[The data]:
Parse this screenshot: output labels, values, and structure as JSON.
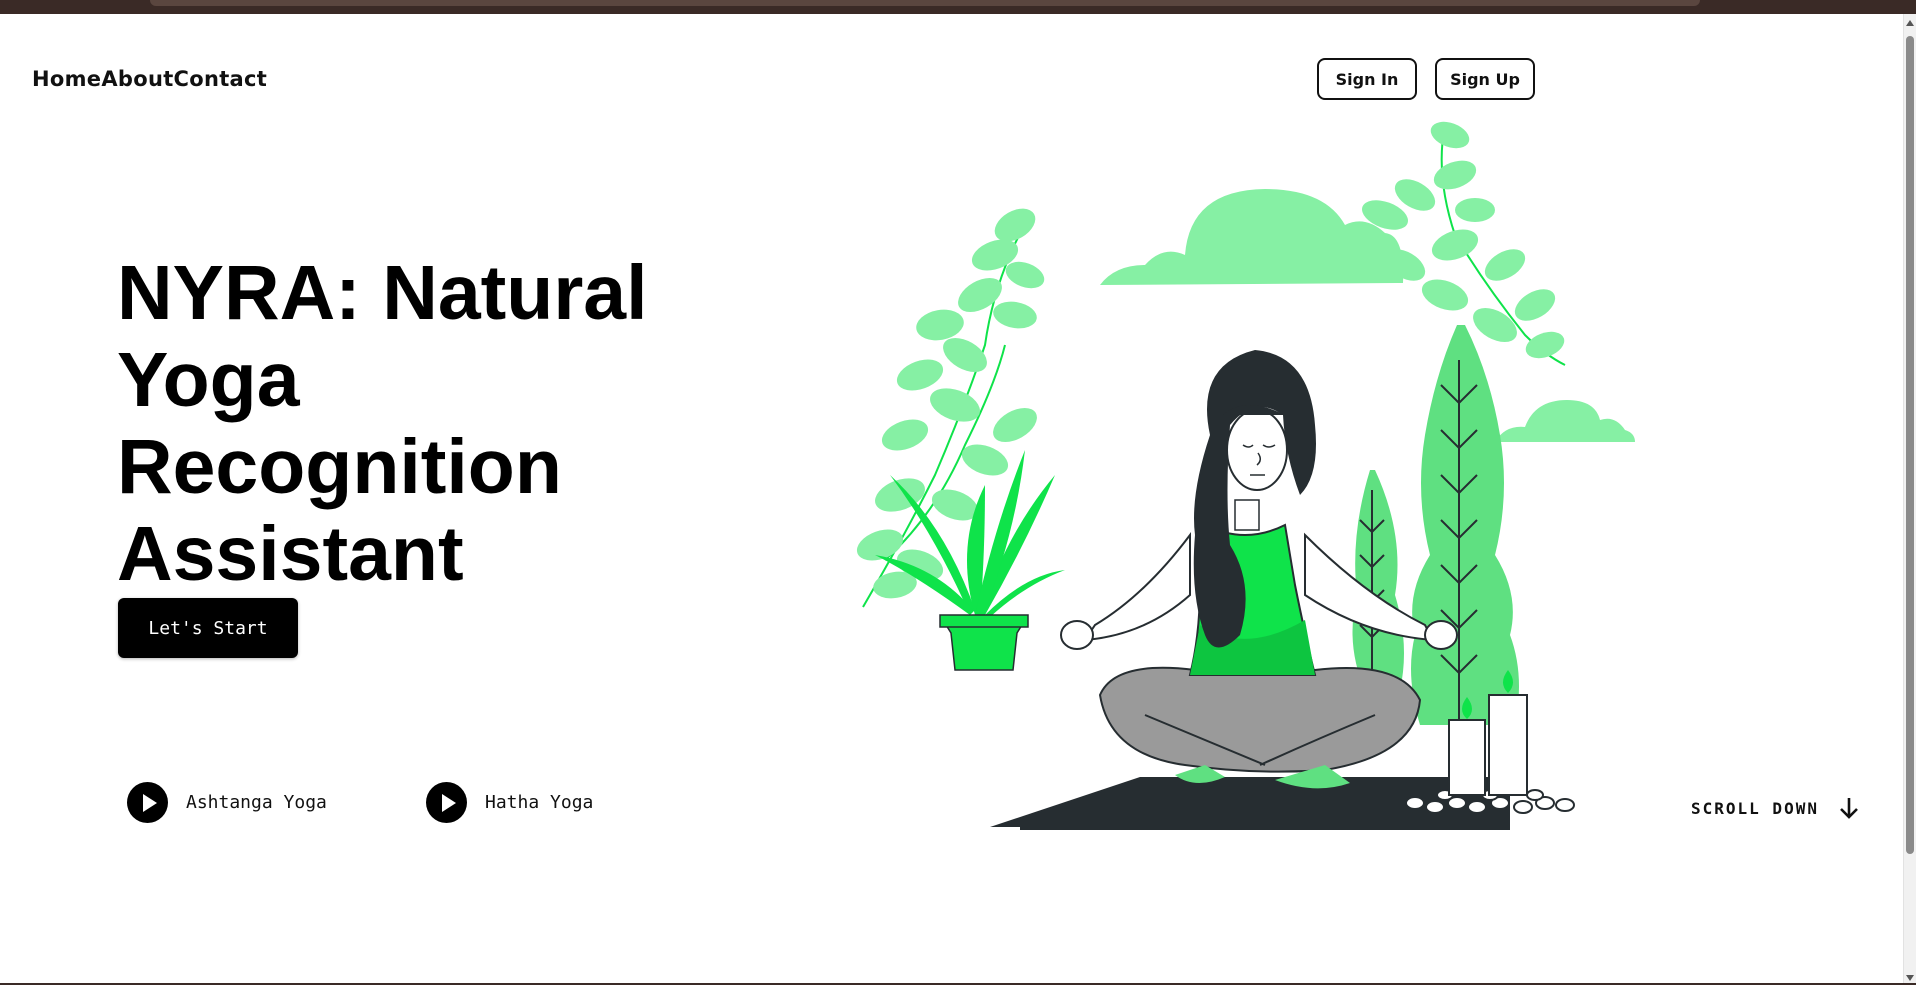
{
  "nav": {
    "items": [
      {
        "label": "Home"
      },
      {
        "label": "About"
      },
      {
        "label": "Contact"
      }
    ]
  },
  "auth": {
    "sign_in": "Sign In",
    "sign_up": "Sign Up"
  },
  "hero": {
    "title_lines": [
      "NYRA: Natural",
      "Yoga",
      "Recognition",
      "Assistant"
    ],
    "start_button": "Let's Start"
  },
  "yoga_types": [
    {
      "label": "Ashtanga Yoga",
      "icon": "play-icon"
    },
    {
      "label": "Hatha Yoga",
      "icon": "play-icon"
    }
  ],
  "scroll": {
    "label": "SCROLL DOWN",
    "icon": "arrow-down-icon"
  },
  "illustration": {
    "subject": "meditating-woman-illustration"
  },
  "colors": {
    "accent_green": "#0fe34a",
    "light_green": "#86f0a4",
    "mid_green": "#5fe081",
    "dark": "#262d31",
    "gray_pants": "#9a9a9a",
    "button_bg": "#000000"
  }
}
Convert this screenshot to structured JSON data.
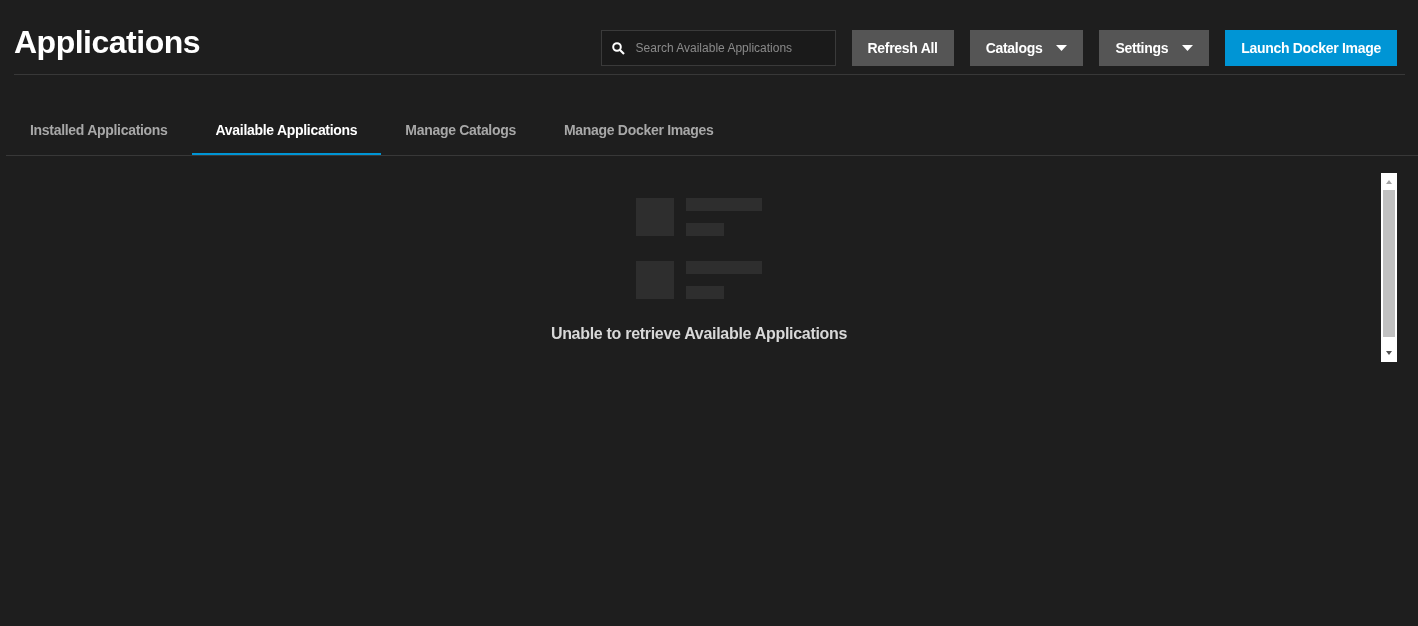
{
  "page": {
    "title": "Applications"
  },
  "search": {
    "placeholder": "Search Available Applications"
  },
  "buttons": [
    {
      "label": "Refresh All",
      "kind": "plain"
    },
    {
      "label": "Catalogs",
      "kind": "dropdown"
    },
    {
      "label": "Settings",
      "kind": "dropdown"
    },
    {
      "label": "Launch Docker Image",
      "kind": "primary"
    }
  ],
  "tabs": [
    {
      "label": "Installed Applications",
      "selected": false
    },
    {
      "label": "Available Applications",
      "selected": true
    },
    {
      "label": "Manage Catalogs",
      "selected": false
    },
    {
      "label": "Manage Docker Images",
      "selected": false
    }
  ],
  "empty_state": {
    "message": "Unable to retrieve Available Applications"
  }
}
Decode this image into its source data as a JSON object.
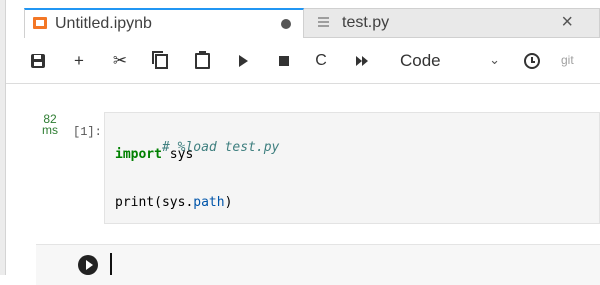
{
  "tabs": [
    {
      "label": "Untitled.ipynb",
      "active": true,
      "dirty": true
    },
    {
      "label": "test.py",
      "active": false
    }
  ],
  "toolbar": {
    "cell_type": "Code",
    "git_label": "git"
  },
  "cell": {
    "exec_time_value": "82",
    "exec_time_unit": "ms",
    "prompt": "[1]:",
    "code": {
      "line1_comment": "# %load test.py",
      "line2_keyword": "import",
      "line2_rest": " sys",
      "line4_func": "print(sys.",
      "line4_attr": "path",
      "line4_close": ")"
    }
  },
  "colors": {
    "tab_accent": "#2196f3",
    "notebook_icon": "#f37726",
    "exec_time": "#2e7d32"
  }
}
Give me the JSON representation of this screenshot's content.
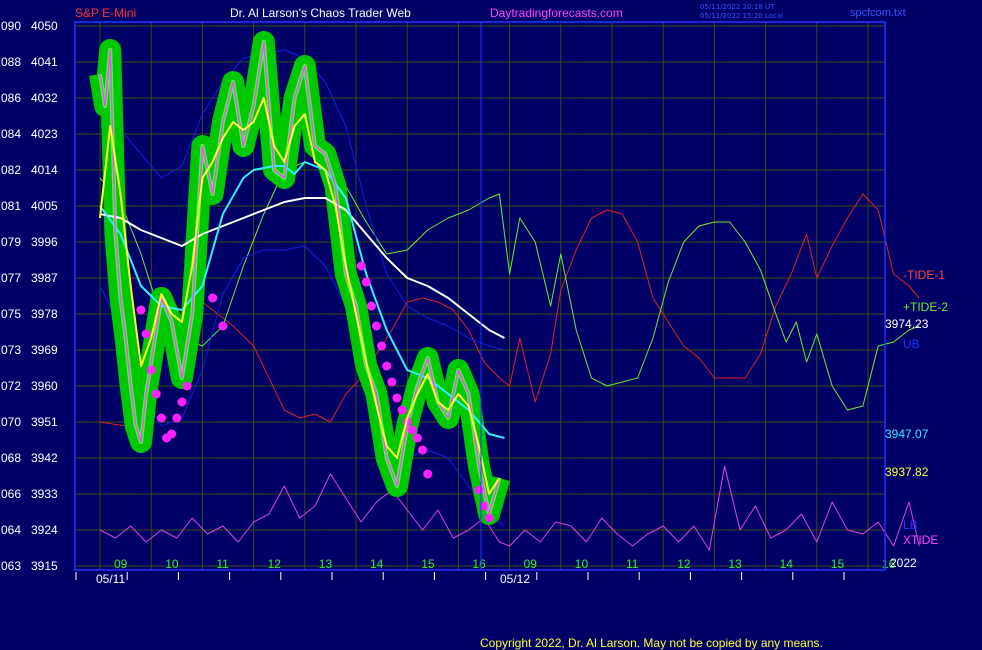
{
  "header": {
    "symbol": "S&P E-Mini",
    "site_title": "Dr. Al Larson's Chaos Trader Web",
    "site_url": "Daytradingforecasts.com",
    "ts_line1": "05/11/2022 20:18 UT",
    "ts_line2": "05/11/2022 15:20 Local",
    "filename": "spcfcom.txt"
  },
  "footer": {
    "copyright": "Copyright 2022, Dr. Al Larson. May not be copied by any means.",
    "year": "2022"
  },
  "colors": {
    "background": "#000066",
    "grid": "#3a4d10",
    "frame": "#2233ff",
    "price": "#ff44ff",
    "halo": "#00c800",
    "fast_ma": "#ffff33",
    "slow_ma": "#33eeff",
    "long_ma": "#ffffff",
    "bands": "#1122dd",
    "tide1": "#dd2222",
    "tide2": "#66ee33",
    "xtide": "#dd44dd",
    "markers": "#ff22ff"
  },
  "chart_data": {
    "type": "line",
    "y_ticks": [
      {
        "left": "090",
        "right": "4050"
      },
      {
        "left": "088",
        "right": "4041"
      },
      {
        "left": "086",
        "right": "4032"
      },
      {
        "left": "084",
        "right": "4023"
      },
      {
        "left": "082",
        "right": "4014"
      },
      {
        "left": "081",
        "right": "4005"
      },
      {
        "left": "079",
        "right": "3996"
      },
      {
        "left": "077",
        "right": "3987"
      },
      {
        "left": "075",
        "right": "3978"
      },
      {
        "left": "073",
        "right": "3969"
      },
      {
        "left": "072",
        "right": "3960"
      },
      {
        "left": "070",
        "right": "3951"
      },
      {
        "left": "068",
        "right": "3942"
      },
      {
        "left": "066",
        "right": "3933"
      },
      {
        "left": "064",
        "right": "3924"
      },
      {
        "left": "063",
        "right": "3915"
      }
    ],
    "ylim": [
      3915,
      4050
    ],
    "hours": [
      "09",
      "10",
      "11",
      "12",
      "13",
      "14",
      "15",
      "16",
      "09",
      "10",
      "11",
      "12",
      "13",
      "14",
      "15",
      "16"
    ],
    "dates": [
      "05/11",
      "05/12"
    ],
    "right_labels": [
      {
        "text": "-TIDE-1",
        "color": "#ff4444"
      },
      {
        "text": "+TIDE-2",
        "color": "#66ee33"
      },
      {
        "text": "3974.23",
        "color": "#ffffff"
      },
      {
        "text": "UB",
        "color": "#2233ff"
      },
      {
        "text": "3947.07",
        "color": "#33eeff"
      },
      {
        "text": "3937.82",
        "color": "#ffff33"
      },
      {
        "text": "LB",
        "color": "#2233ff"
      },
      {
        "text": "XTIDE",
        "color": "#ff44ff"
      }
    ],
    "series": [
      {
        "name": "price",
        "x": [
          0,
          0.1,
          0.2,
          0.3,
          0.4,
          0.5,
          0.6,
          0.7,
          0.8,
          0.9,
          1,
          1.2,
          1.4,
          1.6,
          1.8,
          2,
          2.2,
          2.4,
          2.6,
          2.8,
          3,
          3.2,
          3.4,
          3.6,
          3.8,
          4,
          4.2,
          4.4,
          4.6,
          4.8,
          5,
          5.2,
          5.4,
          5.6,
          5.8,
          6,
          6.2,
          6.4,
          6.6,
          6.8,
          7,
          7.2,
          7.4,
          7.6,
          7.8
        ],
        "values": [
          4038,
          4030,
          4044,
          3998,
          3982,
          3972,
          3960,
          3950,
          3946,
          3958,
          3966,
          3982,
          3976,
          3962,
          3978,
          4020,
          4008,
          4026,
          4036,
          4020,
          4030,
          4046,
          4014,
          4012,
          4032,
          4040,
          4020,
          4018,
          4010,
          3988,
          3980,
          3965,
          3958,
          3942,
          3935,
          3950,
          3960,
          3967,
          3956,
          3952,
          3964,
          3958,
          3940,
          3928,
          3937
        ]
      },
      {
        "name": "fast_ma",
        "x": [
          0,
          0.2,
          0.4,
          0.6,
          0.8,
          1,
          1.2,
          1.4,
          1.6,
          1.8,
          2,
          2.2,
          2.4,
          2.6,
          2.8,
          3,
          3.2,
          3.4,
          3.6,
          3.8,
          4,
          4.2,
          4.4,
          4.6,
          4.8,
          5,
          5.2,
          5.4,
          5.6,
          5.8,
          6,
          6.2,
          6.4,
          6.6,
          6.8,
          7,
          7.2,
          7.4,
          7.6,
          7.8
        ],
        "values": [
          4002,
          4025,
          4008,
          3985,
          3965,
          3972,
          3983,
          3978,
          3976,
          3990,
          4012,
          4016,
          4022,
          4026,
          4024,
          4026,
          4032,
          4020,
          4016,
          4025,
          4028,
          4016,
          4014,
          4005,
          3990,
          3978,
          3966,
          3955,
          3945,
          3942,
          3952,
          3958,
          3963,
          3956,
          3954,
          3958,
          3955,
          3945,
          3933,
          3937
        ]
      },
      {
        "name": "slow_ma",
        "x": [
          0,
          0.4,
          0.8,
          1.2,
          1.6,
          2,
          2.4,
          2.8,
          3,
          3.4,
          3.6,
          3.8,
          4,
          4.4,
          4.8,
          5.2,
          5.6,
          6,
          6.4,
          6.8,
          7.2,
          7.6,
          7.9
        ],
        "values": [
          4005,
          3998,
          3985,
          3980,
          3979,
          3985,
          4003,
          4012,
          4014,
          4015,
          4015,
          4013,
          4016,
          4014,
          4007,
          3988,
          3974,
          3964,
          3962,
          3958,
          3954,
          3948,
          3947
        ]
      },
      {
        "name": "long_ma",
        "x": [
          0,
          0.4,
          0.8,
          1.2,
          1.6,
          2,
          2.4,
          2.8,
          3.2,
          3.6,
          4,
          4.4,
          4.8,
          5.2,
          5.6,
          6,
          6.4,
          6.8,
          7.2,
          7.6,
          7.9
        ],
        "values": [
          4003,
          4002,
          3999,
          3997,
          3995,
          3998,
          4000,
          4002,
          4004,
          4006,
          4007,
          4007,
          4004,
          3998,
          3992,
          3987,
          3985,
          3982,
          3978,
          3974,
          3972
        ]
      },
      {
        "name": "UB",
        "x": [
          0,
          0.4,
          0.8,
          1.2,
          1.6,
          2,
          2.4,
          2.8,
          3.2,
          3.6,
          4,
          4.4,
          4.8,
          5.2,
          5.6,
          6,
          6.4,
          6.8,
          7.2,
          7.6,
          7.9
        ],
        "values": [
          4025,
          4024,
          4018,
          4012,
          4015,
          4028,
          4036,
          4042,
          4043,
          4044,
          4042,
          4036,
          4025,
          4005,
          3988,
          3980,
          3977,
          3975,
          3972,
          3970,
          3969
        ]
      },
      {
        "name": "LB",
        "x": [
          0,
          0.4,
          0.8,
          1.2,
          1.6,
          2,
          2.4,
          2.8,
          3.2,
          3.6,
          4,
          4.4,
          4.8,
          5.2,
          5.6,
          6,
          6.4,
          6.8,
          7.2,
          7.6,
          7.9
        ],
        "values": [
          3985,
          3975,
          3958,
          3950,
          3952,
          3964,
          3983,
          3992,
          3994,
          3994,
          3995,
          3990,
          3980,
          3960,
          3948,
          3942,
          3944,
          3942,
          3935,
          3928,
          3925
        ]
      },
      {
        "name": "-TIDE-1",
        "x": [
          0,
          0.5,
          0.8,
          1,
          1.2,
          1.5,
          1.8,
          2,
          2.3,
          2.6,
          3,
          3.3,
          3.6,
          3.9,
          4.2,
          4.5,
          4.8,
          5.1,
          5.4,
          5.7,
          6,
          6.3,
          6.6,
          6.9,
          7.2,
          7.5,
          7.8,
          8,
          8.2,
          8.5,
          8.8,
          9,
          9.3,
          9.6,
          9.9,
          10.2,
          10.5,
          10.8,
          11.1,
          11.4,
          11.7,
          12,
          12.3,
          12.6,
          12.9,
          13.2,
          13.5,
          13.8,
          14,
          14.3,
          14.6,
          14.9,
          15.2,
          15.5,
          15.8,
          16
        ],
        "values": [
          3951,
          3950,
          3958,
          3974,
          3978,
          3976,
          3979,
          3981,
          3978,
          3975,
          3970,
          3962,
          3954,
          3952,
          3953,
          3951,
          3958,
          3962,
          3968,
          3974,
          3981,
          3982,
          3981,
          3979,
          3974,
          3966,
          3962,
          3960,
          3972,
          3956,
          3968,
          3984,
          3994,
          4002,
          4004,
          4003,
          3996,
          3982,
          3976,
          3970,
          3967,
          3962,
          3962,
          3962,
          3968,
          3980,
          3988,
          3998,
          3987,
          3995,
          4002,
          4008,
          4004,
          3988,
          3985,
          3982
        ]
      },
      {
        "name": "+TIDE-2",
        "x": [
          0,
          0.4,
          0.8,
          1.2,
          1.6,
          2,
          2.4,
          2.8,
          3.2,
          3.6,
          4,
          4.4,
          4.8,
          5.2,
          5.6,
          6,
          6.4,
          6.8,
          7.2,
          7.6,
          7.8,
          8,
          8.2,
          8.5,
          8.8,
          9,
          9.3,
          9.6,
          9.9,
          10.2,
          10.5,
          10.8,
          11.1,
          11.4,
          11.7,
          12,
          12.3,
          12.6,
          12.9,
          13.2,
          13.4,
          13.6,
          13.8,
          14,
          14.3,
          14.6,
          14.9,
          15.2,
          15.5,
          15.8,
          16
        ],
        "values": [
          4012,
          4006,
          3993,
          3977,
          3972,
          3970,
          3975,
          3990,
          4003,
          4014,
          4016,
          4014,
          4010,
          4001,
          3993,
          3994,
          3999,
          4002,
          4004,
          4007,
          4008,
          3988,
          4002,
          3996,
          3980,
          3993,
          3974,
          3962,
          3960,
          3961,
          3962,
          3972,
          3986,
          3996,
          4000,
          4001,
          4001,
          3996,
          3989,
          3978,
          3971,
          3976,
          3966,
          3973,
          3960,
          3954,
          3955,
          3970,
          3971,
          3974,
          3975
        ]
      },
      {
        "name": "XTIDE",
        "x": [
          0,
          0.3,
          0.6,
          0.9,
          1.2,
          1.5,
          1.8,
          2.1,
          2.4,
          2.7,
          3,
          3.3,
          3.6,
          3.9,
          4.2,
          4.5,
          4.8,
          5.1,
          5.4,
          5.7,
          6,
          6.3,
          6.6,
          6.9,
          7.2,
          7.5,
          7.8,
          8,
          8.3,
          8.6,
          8.9,
          9.2,
          9.5,
          9.8,
          10.1,
          10.4,
          10.7,
          11,
          11.3,
          11.6,
          11.9,
          12.2,
          12.5,
          12.8,
          13.1,
          13.4,
          13.7,
          14,
          14.3,
          14.6,
          14.9,
          15.2,
          15.5,
          15.8,
          16
        ],
        "values": [
          3924,
          3922,
          3925,
          3921,
          3924,
          3922,
          3927,
          3923,
          3925,
          3921,
          3926,
          3928,
          3935,
          3927,
          3930,
          3938,
          3932,
          3926,
          3931,
          3934,
          3929,
          3924,
          3929,
          3922,
          3924,
          3927,
          3921,
          3920,
          3924,
          3921,
          3926,
          3925,
          3921,
          3927,
          3923,
          3920,
          3923,
          3925,
          3921,
          3925,
          3919,
          3940,
          3924,
          3930,
          3922,
          3924,
          3928,
          3921,
          3931,
          3924,
          3923,
          3926,
          3920,
          3931,
          3920
        ]
      }
    ],
    "markers": {
      "x": [
        0.8,
        0.9,
        1,
        1.1,
        1.2,
        1.3,
        1.4,
        1.5,
        1.6,
        1.7,
        2.2,
        2.4,
        5.1,
        5.2,
        5.3,
        5.4,
        5.5,
        5.6,
        5.7,
        5.8,
        5.9,
        6,
        6.1,
        6.2,
        6.3,
        6.4,
        7.4,
        7.5,
        7.6
      ],
      "values": [
        3979,
        3973,
        3964,
        3958,
        3952,
        3947,
        3948,
        3952,
        3956,
        3960,
        3982,
        3975,
        3990,
        3986,
        3980,
        3975,
        3970,
        3965,
        3961,
        3957,
        3954,
        3951,
        3949,
        3947,
        3944,
        3938,
        3934,
        3930,
        3927
      ]
    }
  }
}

[Aim]:
Look through the material above and work out how many of its lines contain "Catalogs". State the number only.

[Response to this exercise]:
2